Copy the entries below exactly. Images do not belong in the copy.

● **EXTRACTED ENTRIES**

— BEGIN —

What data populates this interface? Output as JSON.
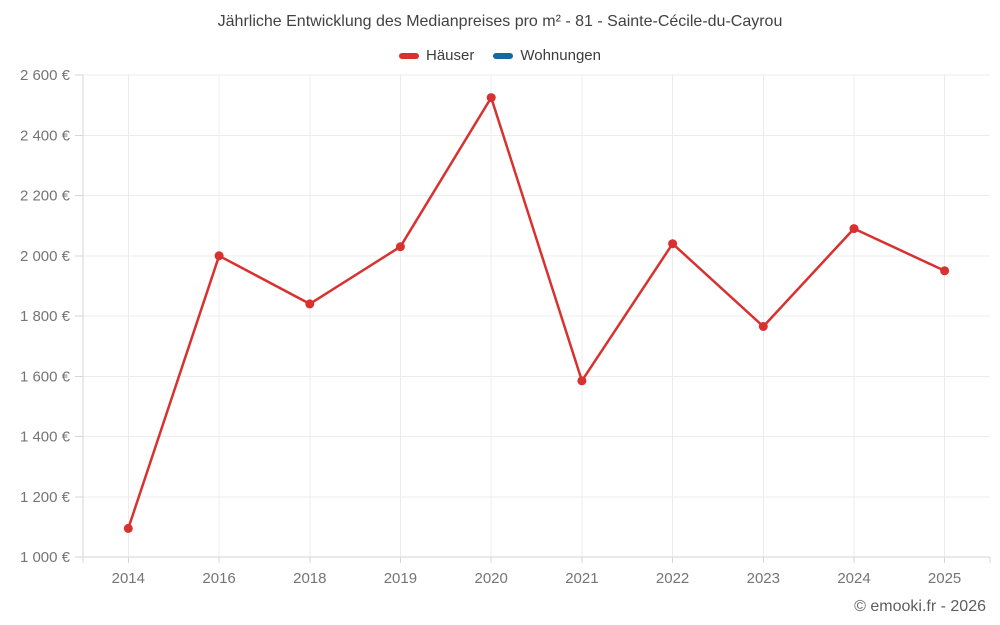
{
  "chart_data": {
    "type": "line",
    "title": "Jährliche Entwicklung des Medianpreises pro m² - 81 - Sainte-Cécile-du-Cayrou",
    "categories": [
      "2014",
      "2016",
      "2018",
      "2019",
      "2020",
      "2021",
      "2022",
      "2023",
      "2024",
      "2025"
    ],
    "series": [
      {
        "name": "Häuser",
        "color": "#d8312f",
        "values": [
          1095,
          2000,
          1840,
          2030,
          2525,
          1585,
          2040,
          1765,
          2090,
          1950
        ]
      },
      {
        "name": "Wohnungen",
        "color": "#136a9e",
        "values": []
      }
    ],
    "xlabel": "",
    "ylabel": "",
    "ylim": [
      1000,
      2600
    ],
    "ytick_step": 200,
    "ytick_format": "{value} €",
    "grid": true,
    "legend_position": "top"
  },
  "footer": {
    "copyright": "© emooki.fr - 2026"
  },
  "colors": {
    "grid": "#ececec",
    "axis": "#d6d6d6",
    "tick_label": "#757575",
    "title_text": "#424242",
    "legend_text": "#3c3c3c",
    "copyright_text": "#5e5e5e"
  }
}
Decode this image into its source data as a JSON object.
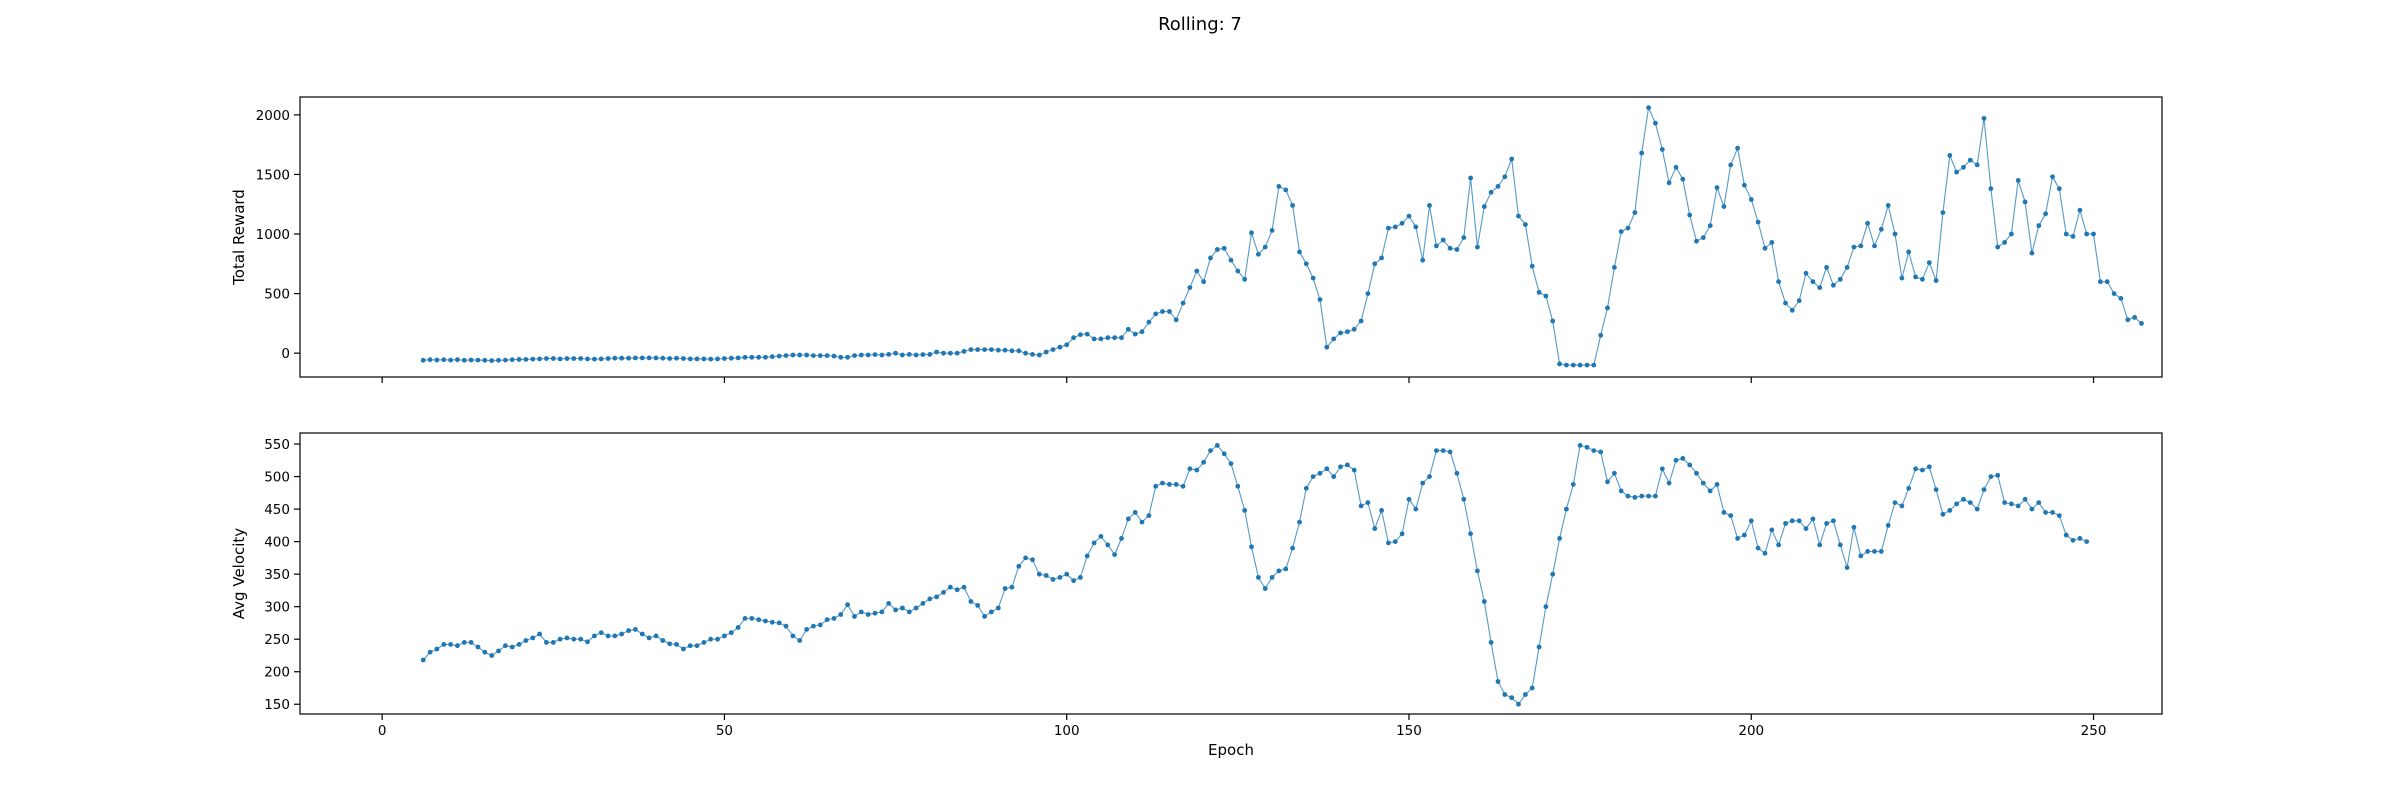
{
  "title": "Rolling: 7",
  "colors": {
    "series": "#1f77b4",
    "axes": "#000000",
    "background": "#ffffff"
  },
  "chart_data": [
    {
      "type": "line",
      "title": "",
      "xlabel": "",
      "ylabel": "Total Reward",
      "xlim": [
        -12,
        260
      ],
      "ylim": [
        -200,
        2150
      ],
      "xticks": [
        0,
        50,
        100,
        150,
        200,
        250
      ],
      "yticks": [
        0,
        500,
        1000,
        1500,
        2000
      ],
      "ytick_labels": [
        "0",
        "500",
        "1000",
        "1500",
        "2000"
      ],
      "x_start": 6,
      "legend": "none",
      "grid": false,
      "markers": true,
      "values": [
        -60,
        -55,
        -57,
        -55,
        -58,
        -55,
        -60,
        -57,
        -58,
        -60,
        -62,
        -60,
        -58,
        -55,
        -52,
        -52,
        -50,
        -48,
        -45,
        -45,
        -48,
        -45,
        -45,
        -45,
        -48,
        -50,
        -48,
        -45,
        -42,
        -42,
        -42,
        -40,
        -40,
        -40,
        -40,
        -42,
        -45,
        -42,
        -45,
        -48,
        -48,
        -48,
        -50,
        -48,
        -45,
        -42,
        -40,
        -35,
        -35,
        -35,
        -35,
        -30,
        -25,
        -20,
        -15,
        -15,
        -15,
        -20,
        -20,
        -20,
        -25,
        -35,
        -35,
        -20,
        -15,
        -15,
        -12,
        -15,
        -10,
        0,
        -15,
        -10,
        -15,
        -12,
        -10,
        10,
        0,
        0,
        0,
        15,
        30,
        30,
        30,
        30,
        25,
        25,
        20,
        20,
        0,
        -10,
        -15,
        10,
        30,
        50,
        70,
        130,
        155,
        160,
        120,
        120,
        130,
        130,
        130,
        200,
        160,
        180,
        260,
        330,
        350,
        350,
        280,
        420,
        550,
        690,
        600,
        800,
        870,
        880,
        780,
        690,
        620,
        1010,
        830,
        890,
        1030,
        1400,
        1370,
        1240,
        850,
        750,
        630,
        450,
        50,
        120,
        170,
        180,
        200,
        270,
        500,
        750,
        800,
        1050,
        1060,
        1090,
        1150,
        1060,
        780,
        1240,
        900,
        950,
        880,
        870,
        970,
        1470,
        890,
        1230,
        1350,
        1400,
        1480,
        1630,
        1150,
        1080,
        730,
        510,
        480,
        270,
        -90,
        -100,
        -100,
        -100,
        -100,
        -100,
        150,
        380,
        720,
        1020,
        1050,
        1180,
        1680,
        2060,
        1930,
        1710,
        1430,
        1560,
        1460,
        1160,
        940,
        970,
        1070,
        1390,
        1230,
        1580,
        1720,
        1410,
        1290,
        1100,
        880,
        930,
        600,
        420,
        360,
        440,
        670,
        600,
        550,
        720,
        570,
        620,
        720,
        890,
        900,
        1090,
        900,
        1040,
        1240,
        1000,
        630,
        850,
        640,
        620,
        760,
        610,
        1180,
        1660,
        1520,
        1560,
        1620,
        1580,
        1970,
        1380,
        890,
        930,
        1000,
        1450,
        1270,
        840,
        1070,
        1170,
        1480,
        1380,
        1000,
        980,
        1200,
        1000,
        1000,
        600,
        600,
        500,
        460,
        280,
        300,
        250
      ]
    },
    {
      "type": "line",
      "title": "",
      "xlabel": "Epoch",
      "ylabel": "Avg Velocity",
      "xlim": [
        -12,
        260
      ],
      "ylim": [
        135,
        567
      ],
      "xticks": [
        0,
        50,
        100,
        150,
        200,
        250
      ],
      "xtick_labels": [
        "0",
        "50",
        "100",
        "150",
        "200",
        "250"
      ],
      "yticks": [
        150,
        200,
        250,
        300,
        350,
        400,
        450,
        500,
        550
      ],
      "ytick_labels": [
        "150",
        "200",
        "250",
        "300",
        "350",
        "400",
        "450",
        "500",
        "550"
      ],
      "x_start": 6,
      "legend": "none",
      "grid": false,
      "markers": true,
      "values": [
        218,
        230,
        235,
        242,
        242,
        240,
        245,
        245,
        238,
        230,
        225,
        232,
        240,
        238,
        242,
        248,
        252,
        258,
        245,
        245,
        250,
        252,
        250,
        250,
        246,
        255,
        260,
        255,
        255,
        258,
        263,
        265,
        258,
        252,
        255,
        248,
        243,
        242,
        235,
        240,
        240,
        245,
        250,
        250,
        255,
        260,
        268,
        282,
        282,
        280,
        278,
        276,
        275,
        270,
        255,
        248,
        265,
        270,
        272,
        280,
        282,
        288,
        303,
        285,
        292,
        288,
        290,
        292,
        305,
        295,
        298,
        292,
        298,
        305,
        312,
        315,
        322,
        330,
        326,
        330,
        308,
        302,
        285,
        292,
        298,
        328,
        330,
        362,
        375,
        372,
        350,
        348,
        342,
        345,
        350,
        340,
        345,
        378,
        398,
        408,
        395,
        380,
        405,
        435,
        445,
        430,
        440,
        485,
        490,
        488,
        488,
        485,
        512,
        510,
        522,
        540,
        548,
        535,
        520,
        485,
        448,
        392,
        345,
        328,
        345,
        355,
        358,
        390,
        430,
        482,
        500,
        505,
        512,
        500,
        515,
        518,
        510,
        455,
        460,
        420,
        448,
        398,
        400,
        412,
        465,
        450,
        490,
        500,
        540,
        540,
        538,
        505,
        465,
        412,
        355,
        308,
        245,
        185,
        165,
        160,
        150,
        165,
        175,
        238,
        300,
        350,
        405,
        450,
        488,
        548,
        545,
        540,
        538,
        492,
        505,
        478,
        470,
        468,
        470,
        470,
        470,
        512,
        490,
        525,
        528,
        518,
        505,
        490,
        478,
        488,
        445,
        440,
        405,
        410,
        432,
        390,
        382,
        418,
        395,
        428,
        432,
        432,
        420,
        435,
        395,
        428,
        432,
        395,
        360,
        422,
        378,
        385,
        385,
        385,
        425,
        460,
        455,
        482,
        512,
        510,
        515,
        480,
        442,
        448,
        458,
        465,
        460,
        450,
        480,
        500,
        502,
        460,
        458,
        455,
        465,
        450,
        460,
        445,
        445,
        440,
        410,
        402,
        405,
        400
      ]
    }
  ]
}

— END —

● **PROBLEM SOLUTION**
What data populates this interface? Output as JSON.
{
  "chart_data": {
    "type": "line",
    "title": "Jährliche Entwicklung des Medianpreises pro m² - 81 - Sainte-Cécile-du-Cayrou",
    "categories": [
      "2014",
      "2016",
      "2018",
      "2019",
      "2020",
      "2021",
      "2022",
      "2023",
      "2024",
      "2025"
    ],
    "series": [
      {
        "name": "Häuser",
        "color": "#d8312f",
        "values": [
          1095,
          2000,
          1840,
          2030,
          2525,
          1585,
          2040,
          1765,
          2090,
          1950
        ]
      },
      {
        "name": "Wohnungen",
        "color": "#136a9e",
        "values": []
      }
    ],
    "xlabel": "",
    "ylabel": "",
    "ylim": [
      1000,
      2600
    ],
    "ytick_step": 200,
    "ytick_format": "{value} €",
    "grid": true,
    "legend_position": "top"
  },
  "footer": {
    "copyright": "© emooki.fr - 2026"
  },
  "colors": {
    "grid": "#ececec",
    "axis": "#d6d6d6",
    "tick_label": "#757575",
    "title_text": "#424242",
    "legend_text": "#3c3c3c",
    "copyright_text": "#5e5e5e"
  }
}
Decode this image into its source data as a JSON object.
{
  "title": "Rolling: 7",
  "colors": {
    "series": "#1f77b4",
    "axes": "#000000",
    "background": "#ffffff"
  },
  "chart_data": [
    {
      "type": "line",
      "title": "",
      "xlabel": "",
      "ylabel": "Total Reward",
      "xlim": [
        -12,
        260
      ],
      "ylim": [
        -200,
        2150
      ],
      "xticks": [
        0,
        50,
        100,
        150,
        200,
        250
      ],
      "yticks": [
        0,
        500,
        1000,
        1500,
        2000
      ],
      "ytick_labels": [
        "0",
        "500",
        "1000",
        "1500",
        "2000"
      ],
      "x_start": 6,
      "legend": "none",
      "grid": false,
      "markers": true,
      "values": [
        -60,
        -55,
        -57,
        -55,
        -58,
        -55,
        -60,
        -57,
        -58,
        -60,
        -62,
        -60,
        -58,
        -55,
        -52,
        -52,
        -50,
        -48,
        -45,
        -45,
        -48,
        -45,
        -45,
        -45,
        -48,
        -50,
        -48,
        -45,
        -42,
        -42,
        -42,
        -40,
        -40,
        -40,
        -40,
        -42,
        -45,
        -42,
        -45,
        -48,
        -48,
        -48,
        -50,
        -48,
        -45,
        -42,
        -40,
        -35,
        -35,
        -35,
        -35,
        -30,
        -25,
        -20,
        -15,
        -15,
        -15,
        -20,
        -20,
        -20,
        -25,
        -35,
        -35,
        -20,
        -15,
        -15,
        -12,
        -15,
        -10,
        0,
        -15,
        -10,
        -15,
        -12,
        -10,
        10,
        0,
        0,
        0,
        15,
        30,
        30,
        30,
        30,
        25,
        25,
        20,
        20,
        0,
        -10,
        -15,
        10,
        30,
        50,
        70,
        130,
        155,
        160,
        120,
        120,
        130,
        130,
        130,
        200,
        160,
        180,
        260,
        330,
        350,
        350,
        280,
        420,
        550,
        690,
        600,
        800,
        870,
        880,
        780,
        690,
        620,
        1010,
        830,
        890,
        1030,
        1400,
        1370,
        1240,
        850,
        750,
        630,
        450,
        50,
        120,
        170,
        180,
        200,
        270,
        500,
        750,
        800,
        1050,
        1060,
        1090,
        1150,
        1060,
        780,
        1240,
        900,
        950,
        880,
        870,
        970,
        1470,
        890,
        1230,
        1350,
        1400,
        1480,
        1630,
        1150,
        1080,
        730,
        510,
        480,
        270,
        -90,
        -100,
        -100,
        -100,
        -100,
        -100,
        150,
        380,
        720,
        1020,
        1050,
        1180,
        1680,
        2060,
        1930,
        1710,
        1430,
        1560,
        1460,
        1160,
        940,
        970,
        1070,
        1390,
        1230,
        1580,
        1720,
        1410,
        1290,
        1100,
        880,
        930,
        600,
        420,
        360,
        440,
        670,
        600,
        550,
        720,
        570,
        620,
        720,
        890,
        900,
        1090,
        900,
        1040,
        1240,
        1000,
        630,
        850,
        640,
        620,
        760,
        610,
        1180,
        1660,
        1520,
        1560,
        1620,
        1580,
        1970,
        1380,
        890,
        930,
        1000,
        1450,
        1270,
        840,
        1070,
        1170,
        1480,
        1380,
        1000,
        980,
        1200,
        1000,
        1000,
        600,
        600,
        500,
        460,
        280,
        300,
        250
      ]
    },
    {
      "type": "line",
      "title": "",
      "xlabel": "Epoch",
      "ylabel": "Avg Velocity",
      "xlim": [
        -12,
        260
      ],
      "ylim": [
        135,
        567
      ],
      "xticks": [
        0,
        50,
        100,
        150,
        200,
        250
      ],
      "xtick_labels": [
        "0",
        "50",
        "100",
        "150",
        "200",
        "250"
      ],
      "yticks": [
        150,
        200,
        250,
        300,
        350,
        400,
        450,
        500,
        550
      ],
      "ytick_labels": [
        "150",
        "200",
        "250",
        "300",
        "350",
        "400",
        "450",
        "500",
        "550"
      ],
      "x_start": 6,
      "legend": "none",
      "grid": false,
      "markers": true,
      "values": [
        218,
        230,
        235,
        242,
        242,
        240,
        245,
        245,
        238,
        230,
        225,
        232,
        240,
        238,
        242,
        248,
        252,
        258,
        245,
        245,
        250,
        252,
        250,
        250,
        246,
        255,
        260,
        255,
        255,
        258,
        263,
        265,
        258,
        252,
        255,
        248,
        243,
        242,
        235,
        240,
        240,
        245,
        250,
        250,
        255,
        260,
        268,
        282,
        282,
        280,
        278,
        276,
        275,
        270,
        255,
        248,
        265,
        270,
        272,
        280,
        282,
        288,
        303,
        285,
        292,
        288,
        290,
        292,
        305,
        295,
        298,
        292,
        298,
        305,
        312,
        315,
        322,
        330,
        326,
        330,
        308,
        302,
        285,
        292,
        298,
        328,
        330,
        362,
        375,
        372,
        350,
        348,
        342,
        345,
        350,
        340,
        345,
        378,
        398,
        408,
        395,
        380,
        405,
        435,
        445,
        430,
        440,
        485,
        490,
        488,
        488,
        485,
        512,
        510,
        522,
        540,
        548,
        535,
        520,
        485,
        448,
        392,
        345,
        328,
        345,
        355,
        358,
        390,
        430,
        482,
        500,
        505,
        512,
        500,
        515,
        518,
        510,
        455,
        460,
        420,
        448,
        398,
        400,
        412,
        465,
        450,
        490,
        500,
        540,
        540,
        538,
        505,
        465,
        412,
        355,
        308,
        245,
        185,
        165,
        160,
        150,
        165,
        175,
        238,
        300,
        350,
        405,
        450,
        488,
        548,
        545,
        540,
        538,
        492,
        505,
        478,
        470,
        468,
        470,
        470,
        470,
        512,
        490,
        525,
        528,
        518,
        505,
        490,
        478,
        488,
        445,
        440,
        405,
        410,
        432,
        390,
        382,
        418,
        395,
        428,
        432,
        432,
        420,
        435,
        395,
        428,
        432,
        395,
        360,
        422,
        378,
        385,
        385,
        385,
        425,
        460,
        455,
        482,
        512,
        510,
        515,
        480,
        442,
        448,
        458,
        465,
        460,
        450,
        480,
        500,
        502,
        460,
        458,
        455,
        465,
        450,
        460,
        445,
        445,
        440,
        410,
        402,
        405,
        400
      ]
    }
  ]
}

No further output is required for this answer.